Provide an exact transcription of all the records.

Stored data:
--- begin ---
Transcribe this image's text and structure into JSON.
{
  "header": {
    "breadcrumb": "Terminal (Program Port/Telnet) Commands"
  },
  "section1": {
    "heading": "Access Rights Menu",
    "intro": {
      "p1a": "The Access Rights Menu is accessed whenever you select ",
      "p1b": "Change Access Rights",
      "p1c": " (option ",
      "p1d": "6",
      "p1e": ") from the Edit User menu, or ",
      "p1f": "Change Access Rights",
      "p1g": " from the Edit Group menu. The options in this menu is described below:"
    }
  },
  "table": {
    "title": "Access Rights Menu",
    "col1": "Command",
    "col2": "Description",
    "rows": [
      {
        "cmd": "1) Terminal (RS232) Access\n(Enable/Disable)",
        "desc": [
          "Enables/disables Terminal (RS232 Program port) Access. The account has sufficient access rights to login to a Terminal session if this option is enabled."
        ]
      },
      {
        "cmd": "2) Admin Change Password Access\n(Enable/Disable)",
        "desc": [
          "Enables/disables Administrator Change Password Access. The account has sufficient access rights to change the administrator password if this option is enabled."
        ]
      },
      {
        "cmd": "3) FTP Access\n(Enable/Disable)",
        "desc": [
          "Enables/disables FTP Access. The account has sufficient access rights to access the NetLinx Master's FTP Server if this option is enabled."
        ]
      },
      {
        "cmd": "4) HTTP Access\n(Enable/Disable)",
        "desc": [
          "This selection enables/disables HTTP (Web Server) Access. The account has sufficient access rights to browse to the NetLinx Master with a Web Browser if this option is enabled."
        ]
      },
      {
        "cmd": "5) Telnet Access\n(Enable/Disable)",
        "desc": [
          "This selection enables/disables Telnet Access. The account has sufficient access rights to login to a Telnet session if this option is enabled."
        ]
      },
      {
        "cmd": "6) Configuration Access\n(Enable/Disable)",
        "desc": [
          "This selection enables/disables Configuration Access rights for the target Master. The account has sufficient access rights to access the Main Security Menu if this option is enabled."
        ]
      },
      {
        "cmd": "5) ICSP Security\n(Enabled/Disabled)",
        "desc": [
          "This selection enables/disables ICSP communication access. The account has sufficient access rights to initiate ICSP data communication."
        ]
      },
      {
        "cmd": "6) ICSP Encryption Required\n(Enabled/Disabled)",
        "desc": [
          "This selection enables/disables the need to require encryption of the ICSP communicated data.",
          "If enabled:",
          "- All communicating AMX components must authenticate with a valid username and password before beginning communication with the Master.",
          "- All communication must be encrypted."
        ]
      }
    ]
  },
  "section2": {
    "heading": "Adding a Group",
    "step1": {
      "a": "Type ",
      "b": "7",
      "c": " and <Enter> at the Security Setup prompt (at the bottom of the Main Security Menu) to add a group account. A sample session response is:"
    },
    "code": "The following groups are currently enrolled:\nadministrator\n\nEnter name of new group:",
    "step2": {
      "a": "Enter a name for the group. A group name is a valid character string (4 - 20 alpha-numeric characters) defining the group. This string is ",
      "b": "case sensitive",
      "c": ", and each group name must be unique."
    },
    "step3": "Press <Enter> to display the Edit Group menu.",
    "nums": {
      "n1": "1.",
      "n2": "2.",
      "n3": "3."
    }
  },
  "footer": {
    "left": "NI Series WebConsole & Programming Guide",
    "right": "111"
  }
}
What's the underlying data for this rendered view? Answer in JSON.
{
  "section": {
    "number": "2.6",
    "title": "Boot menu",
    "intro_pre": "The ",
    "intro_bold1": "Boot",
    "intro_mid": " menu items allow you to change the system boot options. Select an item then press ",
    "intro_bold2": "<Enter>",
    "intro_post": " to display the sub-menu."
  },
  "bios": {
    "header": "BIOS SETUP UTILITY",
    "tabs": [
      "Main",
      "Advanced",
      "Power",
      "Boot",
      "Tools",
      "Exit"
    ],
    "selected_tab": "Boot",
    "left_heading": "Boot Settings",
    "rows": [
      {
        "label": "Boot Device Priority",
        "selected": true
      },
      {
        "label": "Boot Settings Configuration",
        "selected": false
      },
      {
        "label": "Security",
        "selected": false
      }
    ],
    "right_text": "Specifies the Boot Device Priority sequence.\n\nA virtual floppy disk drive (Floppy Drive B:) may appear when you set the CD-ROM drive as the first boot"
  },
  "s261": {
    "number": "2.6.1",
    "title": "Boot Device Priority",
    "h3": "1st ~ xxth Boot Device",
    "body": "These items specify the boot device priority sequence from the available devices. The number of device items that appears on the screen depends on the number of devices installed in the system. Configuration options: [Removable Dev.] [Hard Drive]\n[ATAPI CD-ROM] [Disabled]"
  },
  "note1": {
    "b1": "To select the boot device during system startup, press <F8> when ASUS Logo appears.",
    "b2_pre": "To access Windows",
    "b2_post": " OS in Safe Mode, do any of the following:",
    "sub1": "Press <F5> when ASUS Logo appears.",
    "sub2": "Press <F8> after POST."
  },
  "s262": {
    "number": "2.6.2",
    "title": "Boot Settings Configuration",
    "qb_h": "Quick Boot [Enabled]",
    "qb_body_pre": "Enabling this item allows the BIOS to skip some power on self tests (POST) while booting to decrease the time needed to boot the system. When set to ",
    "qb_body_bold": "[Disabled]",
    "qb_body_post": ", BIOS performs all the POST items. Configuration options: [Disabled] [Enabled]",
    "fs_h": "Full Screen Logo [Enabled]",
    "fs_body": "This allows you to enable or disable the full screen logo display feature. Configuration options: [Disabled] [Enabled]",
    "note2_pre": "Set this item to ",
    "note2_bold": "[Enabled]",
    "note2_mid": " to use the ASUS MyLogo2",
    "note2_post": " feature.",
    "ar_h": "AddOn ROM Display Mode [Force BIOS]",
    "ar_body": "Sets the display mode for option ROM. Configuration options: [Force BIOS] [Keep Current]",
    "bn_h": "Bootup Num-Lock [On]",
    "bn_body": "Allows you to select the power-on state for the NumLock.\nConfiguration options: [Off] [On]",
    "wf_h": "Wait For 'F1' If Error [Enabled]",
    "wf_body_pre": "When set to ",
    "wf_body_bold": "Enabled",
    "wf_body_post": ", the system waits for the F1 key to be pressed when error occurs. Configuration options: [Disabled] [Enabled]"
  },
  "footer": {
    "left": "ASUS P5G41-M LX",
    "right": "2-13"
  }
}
--- end ---
Task output:
Transcribe this image's text and structure into JSON.
{
  "header": {
    "breadcrumb": "Terminal (Program Port/Telnet) Commands"
  },
  "section1": {
    "heading": "Access Rights Menu",
    "intro": {
      "p1a": "The Access Rights Menu is accessed whenever you select ",
      "p1b": "Change Access Rights",
      "p1c": " (option ",
      "p1d": "6",
      "p1e": ") from the Edit User menu, or ",
      "p1f": "Change Access Rights",
      "p1g": " from the Edit Group menu. The options in this menu is described below:"
    }
  },
  "table": {
    "title": "Access Rights Menu",
    "col1": "Command",
    "col2": "Description",
    "rows": [
      {
        "cmd": "1) Terminal (RS232) Access\n(Enable/Disable)",
        "desc": [
          "Enables/disables Terminal (RS232 Program port) Access. The account has sufficient access rights to login to a Terminal session if this option is enabled."
        ]
      },
      {
        "cmd": "2) Admin Change Password Access\n(Enable/Disable)",
        "desc": [
          "Enables/disables Administrator Change Password Access. The account has sufficient access rights to change the administrator password if this option is enabled."
        ]
      },
      {
        "cmd": "3) FTP Access\n(Enable/Disable)",
        "desc": [
          "Enables/disables FTP Access. The account has sufficient access rights to access the NetLinx Master's FTP Server if this option is enabled."
        ]
      },
      {
        "cmd": "4) HTTP Access\n(Enable/Disable)",
        "desc": [
          "This selection enables/disables HTTP (Web Server) Access. The account has sufficient access rights to browse to the NetLinx Master with a Web Browser if this option is enabled."
        ]
      },
      {
        "cmd": "5) Telnet Access\n(Enable/Disable)",
        "desc": [
          "This selection enables/disables Telnet Access. The account has sufficient access rights to login to a Telnet session if this option is enabled."
        ]
      },
      {
        "cmd": "6) Configuration Access\n(Enable/Disable)",
        "desc": [
          "This selection enables/disables Configuration Access rights for the target Master. The account has sufficient access rights to access the Main Security Menu if this option is enabled."
        ]
      },
      {
        "cmd": "5) ICSP Security\n(Enabled/Disabled)",
        "desc": [
          "This selection enables/disables ICSP communication access. The account has sufficient access rights to initiate ICSP data communication."
        ]
      },
      {
        "cmd": "6) ICSP Encryption Required\n(Enabled/Disabled)",
        "desc": [
          "This selection enables/disables the need to require encryption of the ICSP communicated data.",
          "If enabled:",
          "- All communicating AMX components must authenticate with a valid username and password before beginning communication with the Master.",
          "- All communication must be encrypted."
        ]
      }
    ]
  },
  "section2": {
    "heading": "Adding a Group",
    "step1": {
      "a": "Type ",
      "b": "7",
      "c": " and <Enter> at the Security Setup prompt (at the bottom of the Main Security Menu) to add a group account. A sample session response is:"
    },
    "code": "The following groups are currently enrolled:\nadministrator\n\nEnter name of new group:",
    "step2": {
      "a": "Enter a name for the group. A group name is a valid character string (4 - 20 alpha-numeric characters) defining the group. This string is ",
      "b": "case sensitive",
      "c": ", and each group name must be unique."
    },
    "step3": "Press <Enter> to display the Edit Group menu.",
    "nums": {
      "n1": "1.",
      "n2": "2.",
      "n3": "3."
    }
  },
  "footer": {
    "left": "NI Series WebConsole & Programming Guide",
    "right": "111"
  }
}
What's the underlying data for this rendered view? Answer in JSON.
{
  "section": {
    "number": "2.6",
    "title": "Boot menu",
    "intro_pre": "The ",
    "intro_bold1": "Boot",
    "intro_mid": " menu items allow you to change the system boot options. Select an item then press ",
    "intro_bold2": "<Enter>",
    "intro_post": " to display the sub-menu."
  },
  "bios": {
    "header": "BIOS SETUP UTILITY",
    "tabs": [
      "Main",
      "Advanced",
      "Power",
      "Boot",
      "Tools",
      "Exit"
    ],
    "selected_tab": "Boot",
    "left_heading": "Boot Settings",
    "rows": [
      {
        "label": "Boot Device Priority",
        "selected": true
      },
      {
        "label": "Boot Settings Configuration",
        "selected": false
      },
      {
        "label": "Security",
        "selected": false
      }
    ],
    "right_text": "Specifies the Boot Device Priority sequence.\n\nA virtual floppy disk drive (Floppy Drive B:) may appear when you set the CD-ROM drive as the first boot"
  },
  "s261": {
    "number": "2.6.1",
    "title": "Boot Device Priority",
    "h3": "1st ~ xxth Boot Device",
    "body": "These items specify the boot device priority sequence from the available devices. The number of device items that appears on the screen depends on the number of devices installed in the system. Configuration options: [Removable Dev.] [Hard Drive]\n[ATAPI CD-ROM] [Disabled]"
  },
  "note1": {
    "b1": "To select the boot device during system startup, press <F8> when ASUS Logo appears.",
    "b2_pre": "To access Windows",
    "b2_post": " OS in Safe Mode, do any of the following:",
    "sub1": "Press <F5> when ASUS Logo appears.",
    "sub2": "Press <F8> after POST."
  },
  "s262": {
    "number": "2.6.2",
    "title": "Boot Settings Configuration",
    "qb_h": "Quick Boot [Enabled]",
    "qb_body_pre": "Enabling this item allows the BIOS to skip some power on self tests (POST) while booting to decrease the time needed to boot the system. When set to ",
    "qb_body_bold": "[Disabled]",
    "qb_body_post": ", BIOS performs all the POST items. Configuration options: [Disabled] [Enabled]",
    "fs_h": "Full Screen Logo [Enabled]",
    "fs_body": "This allows you to enable or disable the full screen logo display feature. Configuration options: [Disabled] [Enabled]",
    "note2_pre": "Set this item to ",
    "note2_bold": "[Enabled]",
    "note2_mid": " to use the ASUS MyLogo2",
    "note2_post": " feature.",
    "ar_h": "AddOn ROM Display Mode [Force BIOS]",
    "ar_body": "Sets the display mode for option ROM. Configuration options: [Force BIOS] [Keep Current]",
    "bn_h": "Bootup Num-Lock [On]",
    "bn_body": "Allows you to select the power-on state for the NumLock.\nConfiguration options: [Off] [On]",
    "wf_h": "Wait For 'F1' If Error [Enabled]",
    "wf_body_pre": "When set to ",
    "wf_body_bold": "Enabled",
    "wf_body_post": ", the system waits for the F1 key to be pressed when error occurs. Configuration options: [Disabled] [Enabled]"
  },
  "footer": {
    "left": "ASUS P5G41-M LX",
    "right": "2-13"
  }
}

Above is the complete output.